---------- Dataset content ----------

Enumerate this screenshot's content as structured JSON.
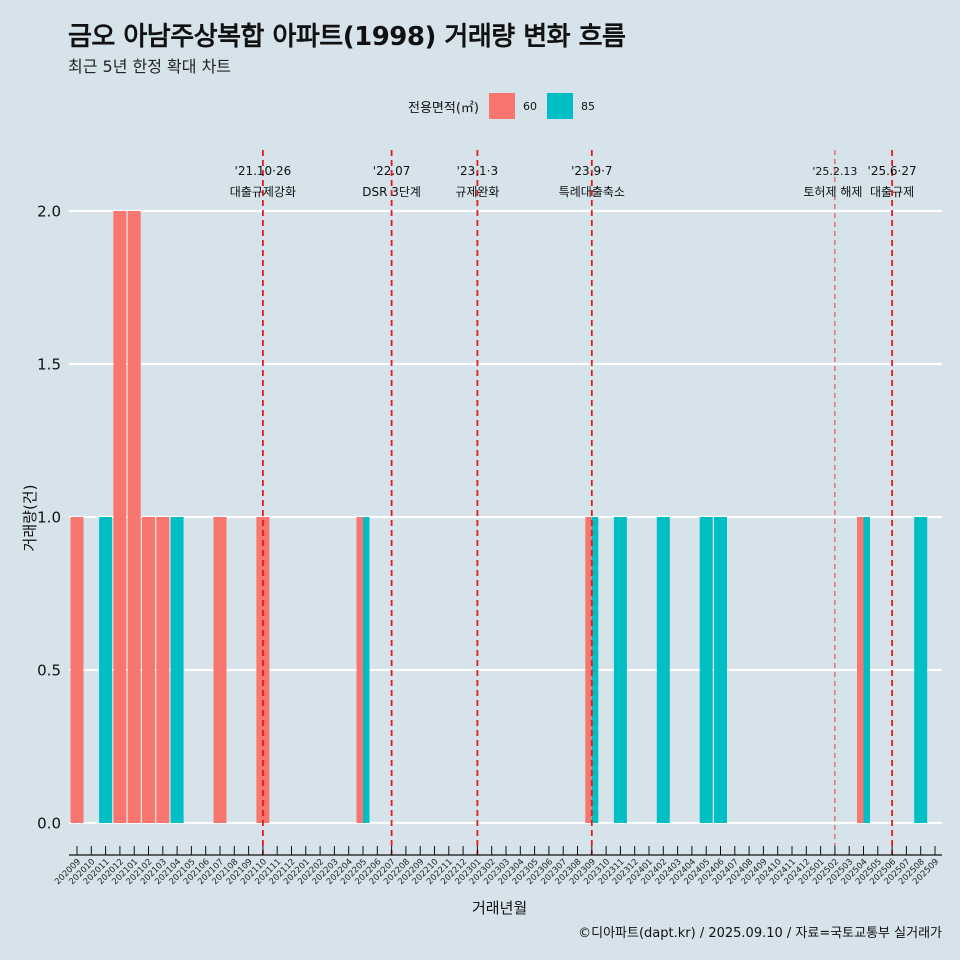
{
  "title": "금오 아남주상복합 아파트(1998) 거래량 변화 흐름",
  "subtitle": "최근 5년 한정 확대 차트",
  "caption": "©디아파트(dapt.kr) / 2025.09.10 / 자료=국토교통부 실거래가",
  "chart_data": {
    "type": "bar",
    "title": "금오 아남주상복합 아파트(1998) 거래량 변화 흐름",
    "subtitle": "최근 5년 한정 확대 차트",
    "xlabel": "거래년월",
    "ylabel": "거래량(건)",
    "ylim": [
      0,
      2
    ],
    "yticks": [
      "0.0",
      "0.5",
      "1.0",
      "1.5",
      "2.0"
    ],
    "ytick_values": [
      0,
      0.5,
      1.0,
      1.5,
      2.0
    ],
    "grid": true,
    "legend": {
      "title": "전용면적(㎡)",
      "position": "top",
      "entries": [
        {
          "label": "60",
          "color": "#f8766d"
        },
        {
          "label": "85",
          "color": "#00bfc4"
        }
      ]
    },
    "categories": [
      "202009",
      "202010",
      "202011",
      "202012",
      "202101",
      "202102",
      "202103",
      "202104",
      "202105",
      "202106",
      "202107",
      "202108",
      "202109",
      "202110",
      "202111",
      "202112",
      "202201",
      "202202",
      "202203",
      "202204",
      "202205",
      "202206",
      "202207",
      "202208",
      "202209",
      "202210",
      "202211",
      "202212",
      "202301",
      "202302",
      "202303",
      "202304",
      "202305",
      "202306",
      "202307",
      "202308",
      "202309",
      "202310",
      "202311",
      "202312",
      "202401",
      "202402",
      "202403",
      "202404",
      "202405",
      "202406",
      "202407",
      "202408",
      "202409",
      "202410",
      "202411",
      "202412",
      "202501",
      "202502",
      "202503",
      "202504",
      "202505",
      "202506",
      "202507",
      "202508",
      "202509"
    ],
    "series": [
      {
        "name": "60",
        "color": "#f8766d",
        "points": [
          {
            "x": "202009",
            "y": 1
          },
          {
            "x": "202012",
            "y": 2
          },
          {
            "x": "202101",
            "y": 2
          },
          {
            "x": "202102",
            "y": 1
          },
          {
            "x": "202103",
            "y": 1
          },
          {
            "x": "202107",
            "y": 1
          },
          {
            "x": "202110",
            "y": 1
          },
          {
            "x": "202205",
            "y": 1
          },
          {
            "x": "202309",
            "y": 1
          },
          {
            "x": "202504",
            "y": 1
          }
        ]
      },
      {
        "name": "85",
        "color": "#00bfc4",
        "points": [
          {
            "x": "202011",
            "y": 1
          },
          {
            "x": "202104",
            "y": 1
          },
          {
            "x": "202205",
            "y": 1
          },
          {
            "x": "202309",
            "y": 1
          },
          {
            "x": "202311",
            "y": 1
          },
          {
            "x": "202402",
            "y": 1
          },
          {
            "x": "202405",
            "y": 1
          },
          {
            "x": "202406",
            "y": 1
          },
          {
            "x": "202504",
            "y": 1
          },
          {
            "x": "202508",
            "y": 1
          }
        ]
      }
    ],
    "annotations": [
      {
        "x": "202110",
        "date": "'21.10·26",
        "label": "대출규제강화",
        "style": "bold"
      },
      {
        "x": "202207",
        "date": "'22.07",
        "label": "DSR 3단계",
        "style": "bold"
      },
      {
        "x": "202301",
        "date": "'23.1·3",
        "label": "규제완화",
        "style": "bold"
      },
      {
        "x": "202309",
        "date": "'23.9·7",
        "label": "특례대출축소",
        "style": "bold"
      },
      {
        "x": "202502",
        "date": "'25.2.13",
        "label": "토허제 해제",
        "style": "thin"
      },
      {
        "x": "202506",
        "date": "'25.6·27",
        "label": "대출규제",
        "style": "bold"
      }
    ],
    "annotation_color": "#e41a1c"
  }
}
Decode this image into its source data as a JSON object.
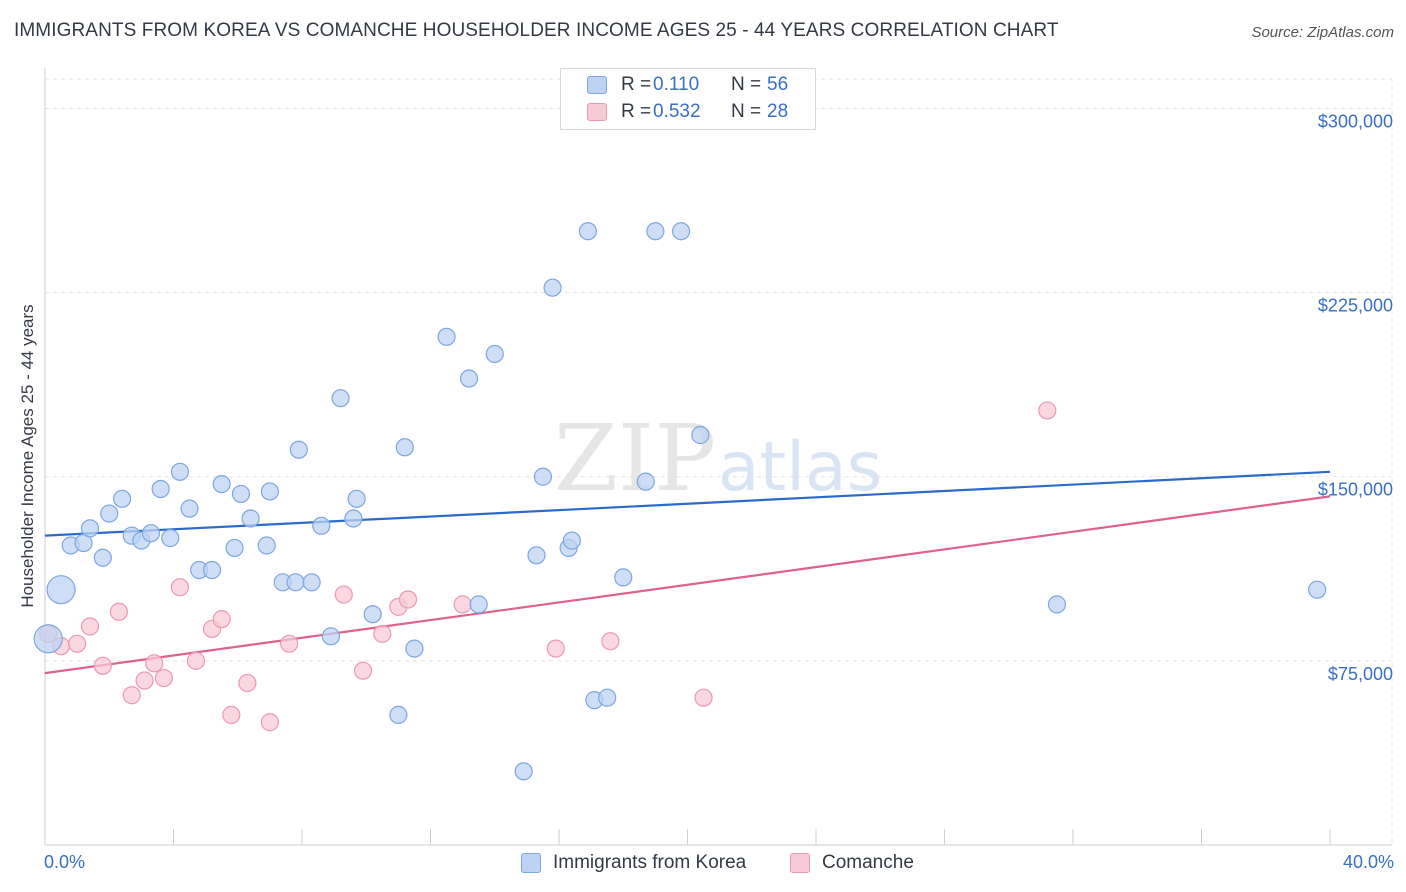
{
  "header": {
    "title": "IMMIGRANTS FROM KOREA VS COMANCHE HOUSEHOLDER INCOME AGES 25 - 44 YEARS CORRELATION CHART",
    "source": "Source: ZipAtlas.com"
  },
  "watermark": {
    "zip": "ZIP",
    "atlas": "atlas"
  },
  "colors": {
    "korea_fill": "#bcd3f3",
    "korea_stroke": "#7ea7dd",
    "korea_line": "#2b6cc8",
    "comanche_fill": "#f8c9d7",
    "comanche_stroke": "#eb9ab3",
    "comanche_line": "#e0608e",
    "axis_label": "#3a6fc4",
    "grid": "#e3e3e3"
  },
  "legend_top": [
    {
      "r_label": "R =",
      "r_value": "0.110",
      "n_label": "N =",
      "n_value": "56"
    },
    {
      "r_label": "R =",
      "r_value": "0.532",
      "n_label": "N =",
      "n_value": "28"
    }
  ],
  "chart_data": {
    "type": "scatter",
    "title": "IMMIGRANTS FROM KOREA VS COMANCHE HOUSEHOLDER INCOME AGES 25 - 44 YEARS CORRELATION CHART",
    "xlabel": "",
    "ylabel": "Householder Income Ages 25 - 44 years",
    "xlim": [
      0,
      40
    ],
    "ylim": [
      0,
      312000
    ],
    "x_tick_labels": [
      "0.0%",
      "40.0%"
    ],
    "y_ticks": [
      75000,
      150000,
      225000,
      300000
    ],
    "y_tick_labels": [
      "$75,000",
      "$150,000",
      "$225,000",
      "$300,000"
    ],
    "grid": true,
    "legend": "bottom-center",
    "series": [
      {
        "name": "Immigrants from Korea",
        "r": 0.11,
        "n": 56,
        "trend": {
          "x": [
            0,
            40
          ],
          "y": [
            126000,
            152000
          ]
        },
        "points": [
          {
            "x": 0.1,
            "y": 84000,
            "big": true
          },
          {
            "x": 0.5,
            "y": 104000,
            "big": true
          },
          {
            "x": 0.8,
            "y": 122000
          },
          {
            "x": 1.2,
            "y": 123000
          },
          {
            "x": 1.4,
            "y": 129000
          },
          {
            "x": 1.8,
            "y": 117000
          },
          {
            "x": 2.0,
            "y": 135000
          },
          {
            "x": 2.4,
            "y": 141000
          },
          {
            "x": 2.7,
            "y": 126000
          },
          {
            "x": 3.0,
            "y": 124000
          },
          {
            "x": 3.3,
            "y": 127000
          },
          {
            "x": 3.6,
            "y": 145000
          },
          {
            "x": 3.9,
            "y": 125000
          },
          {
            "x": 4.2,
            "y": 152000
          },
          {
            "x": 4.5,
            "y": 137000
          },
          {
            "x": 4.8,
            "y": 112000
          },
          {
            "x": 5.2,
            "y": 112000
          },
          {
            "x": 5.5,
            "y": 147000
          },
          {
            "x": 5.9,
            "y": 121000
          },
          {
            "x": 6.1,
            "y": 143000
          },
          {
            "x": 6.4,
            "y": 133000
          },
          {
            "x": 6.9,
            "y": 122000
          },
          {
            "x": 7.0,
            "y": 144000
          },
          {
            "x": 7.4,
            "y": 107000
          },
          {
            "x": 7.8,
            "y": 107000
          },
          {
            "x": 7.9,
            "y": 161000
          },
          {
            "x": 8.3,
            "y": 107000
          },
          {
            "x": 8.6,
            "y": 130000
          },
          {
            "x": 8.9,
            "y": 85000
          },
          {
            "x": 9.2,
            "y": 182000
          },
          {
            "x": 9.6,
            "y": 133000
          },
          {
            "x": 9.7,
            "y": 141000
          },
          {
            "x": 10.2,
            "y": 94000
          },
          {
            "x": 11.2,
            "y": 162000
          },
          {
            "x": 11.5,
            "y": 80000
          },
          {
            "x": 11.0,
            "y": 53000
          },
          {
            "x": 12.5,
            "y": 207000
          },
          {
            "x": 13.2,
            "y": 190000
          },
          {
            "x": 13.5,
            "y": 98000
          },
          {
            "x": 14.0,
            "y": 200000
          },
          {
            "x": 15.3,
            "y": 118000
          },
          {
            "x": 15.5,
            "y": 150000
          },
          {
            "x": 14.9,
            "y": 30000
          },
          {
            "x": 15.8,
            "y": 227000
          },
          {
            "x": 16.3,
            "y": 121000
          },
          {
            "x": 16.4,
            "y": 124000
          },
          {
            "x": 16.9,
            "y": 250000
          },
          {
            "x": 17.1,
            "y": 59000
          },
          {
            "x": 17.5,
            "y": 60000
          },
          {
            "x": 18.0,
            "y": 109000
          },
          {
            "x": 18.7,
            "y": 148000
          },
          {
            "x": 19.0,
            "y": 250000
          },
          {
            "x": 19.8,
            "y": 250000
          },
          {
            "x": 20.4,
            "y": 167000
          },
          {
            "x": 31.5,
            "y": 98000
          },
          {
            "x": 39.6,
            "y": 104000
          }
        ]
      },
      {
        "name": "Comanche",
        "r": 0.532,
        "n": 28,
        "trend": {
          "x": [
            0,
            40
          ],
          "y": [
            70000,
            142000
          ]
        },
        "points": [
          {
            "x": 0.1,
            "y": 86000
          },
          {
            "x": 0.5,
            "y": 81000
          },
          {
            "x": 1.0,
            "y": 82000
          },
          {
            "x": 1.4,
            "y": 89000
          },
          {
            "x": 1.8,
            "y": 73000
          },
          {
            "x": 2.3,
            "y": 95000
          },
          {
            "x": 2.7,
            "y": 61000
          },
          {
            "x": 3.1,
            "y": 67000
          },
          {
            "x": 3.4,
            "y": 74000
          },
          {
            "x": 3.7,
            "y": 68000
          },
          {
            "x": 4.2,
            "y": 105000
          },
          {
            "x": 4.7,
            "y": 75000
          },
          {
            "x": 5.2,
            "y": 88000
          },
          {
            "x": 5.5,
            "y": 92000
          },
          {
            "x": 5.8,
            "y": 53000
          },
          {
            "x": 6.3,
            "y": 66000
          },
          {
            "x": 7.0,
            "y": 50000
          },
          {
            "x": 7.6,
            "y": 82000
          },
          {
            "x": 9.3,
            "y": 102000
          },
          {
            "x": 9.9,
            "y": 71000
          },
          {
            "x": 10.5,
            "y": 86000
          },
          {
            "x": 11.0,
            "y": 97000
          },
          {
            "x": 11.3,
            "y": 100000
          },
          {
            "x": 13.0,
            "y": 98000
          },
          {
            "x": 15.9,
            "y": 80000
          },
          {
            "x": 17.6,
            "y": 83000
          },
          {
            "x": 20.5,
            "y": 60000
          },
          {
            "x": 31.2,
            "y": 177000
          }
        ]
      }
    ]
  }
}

----------

Take every line from the data that contains the word "name".

        "name": "60",
        "name": "85",
        "name": "Immigrants from Korea",
        "name": "Comanche",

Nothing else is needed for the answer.